Collected data entries
··········
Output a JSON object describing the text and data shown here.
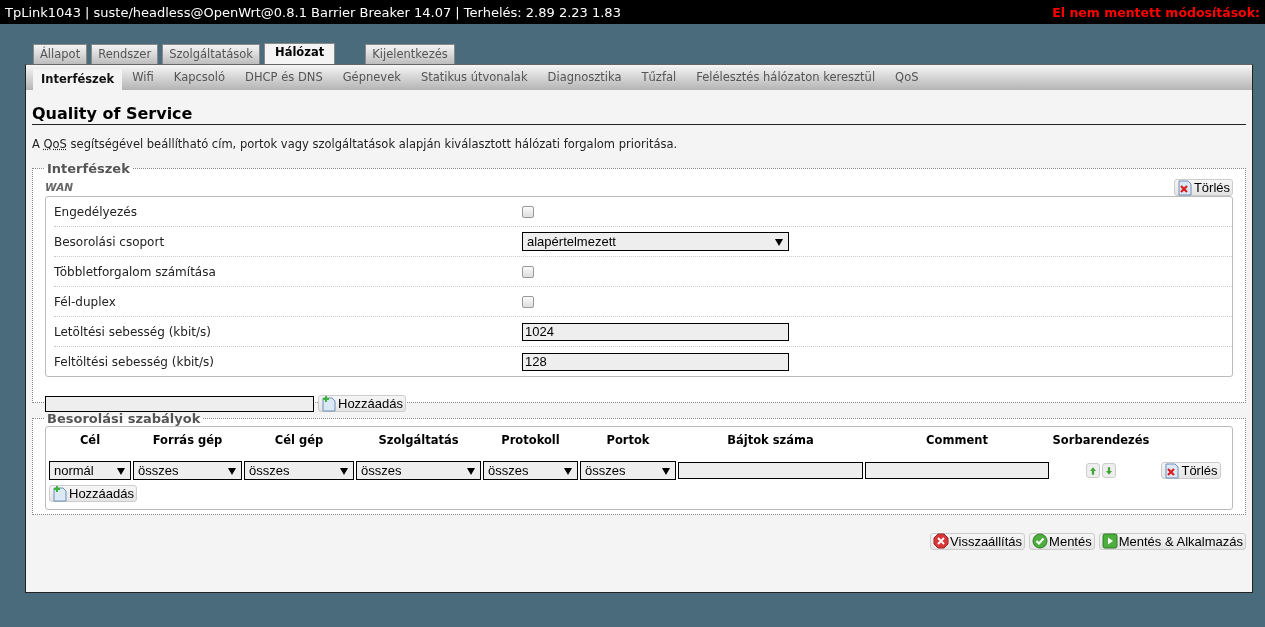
{
  "header": {
    "title": "TpLink1043 | suste/headless@OpenWrt@0.8.1 Barrier Breaker 14.07 | Terhelés: 2.89 2.23 1.83",
    "warning": "El nem mentett módosítások:"
  },
  "main_tabs": [
    {
      "label": "Állapot",
      "selected": false
    },
    {
      "label": "Rendszer",
      "selected": false
    },
    {
      "label": "Szolgáltatások",
      "selected": false
    },
    {
      "label": "Hálózat",
      "selected": true
    },
    {
      "label": "Kijelentkezés",
      "selected": false,
      "kind": "logout"
    }
  ],
  "sub_tabs": [
    {
      "label": "Interfészek",
      "selected": true
    },
    {
      "label": "Wifi",
      "selected": false
    },
    {
      "label": "Kapcsoló",
      "selected": false
    },
    {
      "label": "DHCP és DNS",
      "selected": false
    },
    {
      "label": "Gépnevek",
      "selected": false
    },
    {
      "label": "Statikus útvonalak",
      "selected": false
    },
    {
      "label": "Diagnosztika",
      "selected": false
    },
    {
      "label": "Tűzfal",
      "selected": false
    },
    {
      "label": "Felélesztés hálózaton keresztül",
      "selected": false
    },
    {
      "label": "QoS",
      "selected": false
    }
  ],
  "page": {
    "title": "Quality of Service",
    "description": {
      "before": "A",
      "abbr": "QoS",
      "after": "segítségével beállítható cím, portok vagy szolgáltatások alapján kiválasztott hálózati forgalom prioritása."
    }
  },
  "interfaces": {
    "legend": "Interfészek",
    "section_title": "WAN",
    "delete_button": "Törlés",
    "fields": [
      {
        "label": "Engedélyezés",
        "kind": "checkbox",
        "checked": false
      },
      {
        "label": "Besorolási csoport",
        "kind": "select",
        "value": "alapértelmezett"
      },
      {
        "label": "Többletforgalom számítása",
        "kind": "checkbox",
        "checked": false
      },
      {
        "label": "Fél-duplex",
        "kind": "checkbox",
        "checked": false
      },
      {
        "label": "Letöltési sebesség (kbit/s)",
        "kind": "text",
        "value": "1024"
      },
      {
        "label": "Feltöltési sebesség (kbit/s)",
        "kind": "text",
        "value": "128"
      }
    ],
    "add_button": "Hozzáadás"
  },
  "rules": {
    "legend": "Besorolási szabályok",
    "columns": [
      "Cél",
      "Forrás gép",
      "Cél gép",
      "Szolgáltatás",
      "Protokoll",
      "Portok",
      "Bájtok száma",
      "Comment",
      "Sorbarendezés"
    ],
    "rows": [
      {
        "cells": [
          {
            "kind": "select",
            "value": "normál"
          },
          {
            "kind": "select",
            "value": "összes"
          },
          {
            "kind": "select",
            "value": "összes"
          },
          {
            "kind": "select",
            "value": "összes"
          },
          {
            "kind": "select",
            "value": "összes"
          },
          {
            "kind": "select",
            "value": "összes"
          },
          {
            "kind": "text"
          },
          {
            "kind": "text"
          },
          {
            "kind": "sort"
          }
        ],
        "delete_button": "Törlés"
      }
    ],
    "add_button": "Hozzáadás"
  },
  "footer_buttons": [
    {
      "label": "Visszaállítás",
      "kind": "reset"
    },
    {
      "label": "Mentés",
      "kind": "save"
    },
    {
      "label": "Mentés & Alkalmazás",
      "kind": "apply"
    }
  ]
}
··········
● **Exercise task**
All of the material above should be reproduced exactly, except the pictures.

● **Solution to the exercise**
Output a JSON object describing the text and data shown here.
{
  "header": {
    "title": "TpLink1043 | suste/headless@OpenWrt@0.8.1 Barrier Breaker 14.07 | Terhelés: 2.89 2.23 1.83",
    "warning": "El nem mentett módosítások:"
  },
  "main_tabs": [
    {
      "label": "Állapot",
      "selected": false
    },
    {
      "label": "Rendszer",
      "selected": false
    },
    {
      "label": "Szolgáltatások",
      "selected": false
    },
    {
      "label": "Hálózat",
      "selected": true
    },
    {
      "label": "Kijelentkezés",
      "selected": false,
      "kind": "logout"
    }
  ],
  "sub_tabs": [
    {
      "label": "Interfészek",
      "selected": true
    },
    {
      "label": "Wifi",
      "selected": false
    },
    {
      "label": "Kapcsoló",
      "selected": false
    },
    {
      "label": "DHCP és DNS",
      "selected": false
    },
    {
      "label": "Gépnevek",
      "selected": false
    },
    {
      "label": "Statikus útvonalak",
      "selected": false
    },
    {
      "label": "Diagnosztika",
      "selected": false
    },
    {
      "label": "Tűzfal",
      "selected": false
    },
    {
      "label": "Felélesztés hálózaton keresztül",
      "selected": false
    },
    {
      "label": "QoS",
      "selected": false
    }
  ],
  "page": {
    "title": "Quality of Service",
    "description": {
      "before": "A",
      "abbr": "QoS",
      "after": "segítségével beállítható cím, portok vagy szolgáltatások alapján kiválasztott hálózati forgalom prioritása."
    }
  },
  "interfaces": {
    "legend": "Interfészek",
    "section_title": "WAN",
    "delete_button": "Törlés",
    "fields": [
      {
        "label": "Engedélyezés",
        "kind": "checkbox",
        "checked": false
      },
      {
        "label": "Besorolási csoport",
        "kind": "select",
        "value": "alapértelmezett"
      },
      {
        "label": "Többletforgalom számítása",
        "kind": "checkbox",
        "checked": false
      },
      {
        "label": "Fél-duplex",
        "kind": "checkbox",
        "checked": false
      },
      {
        "label": "Letöltési sebesség (kbit/s)",
        "kind": "text",
        "value": "1024"
      },
      {
        "label": "Feltöltési sebesség (kbit/s)",
        "kind": "text",
        "value": "128"
      }
    ],
    "add_button": "Hozzáadás"
  },
  "rules": {
    "legend": "Besorolási szabályok",
    "columns": [
      "Cél",
      "Forrás gép",
      "Cél gép",
      "Szolgáltatás",
      "Protokoll",
      "Portok",
      "Bájtok száma",
      "Comment",
      "Sorbarendezés"
    ],
    "rows": [
      {
        "cells": [
          {
            "kind": "select",
            "value": "normál"
          },
          {
            "kind": "select",
            "value": "összes"
          },
          {
            "kind": "select",
            "value": "összes"
          },
          {
            "kind": "select",
            "value": "összes"
          },
          {
            "kind": "select",
            "value": "összes"
          },
          {
            "kind": "select",
            "value": "összes"
          },
          {
            "kind": "text"
          },
          {
            "kind": "text"
          },
          {
            "kind": "sort"
          }
        ],
        "delete_button": "Törlés"
      }
    ],
    "add_button": "Hozzáadás"
  },
  "footer_buttons": [
    {
      "label": "Visszaállítás",
      "kind": "reset"
    },
    {
      "label": "Mentés",
      "kind": "save"
    },
    {
      "label": "Mentés & Alkalmazás",
      "kind": "apply"
    }
  ]
}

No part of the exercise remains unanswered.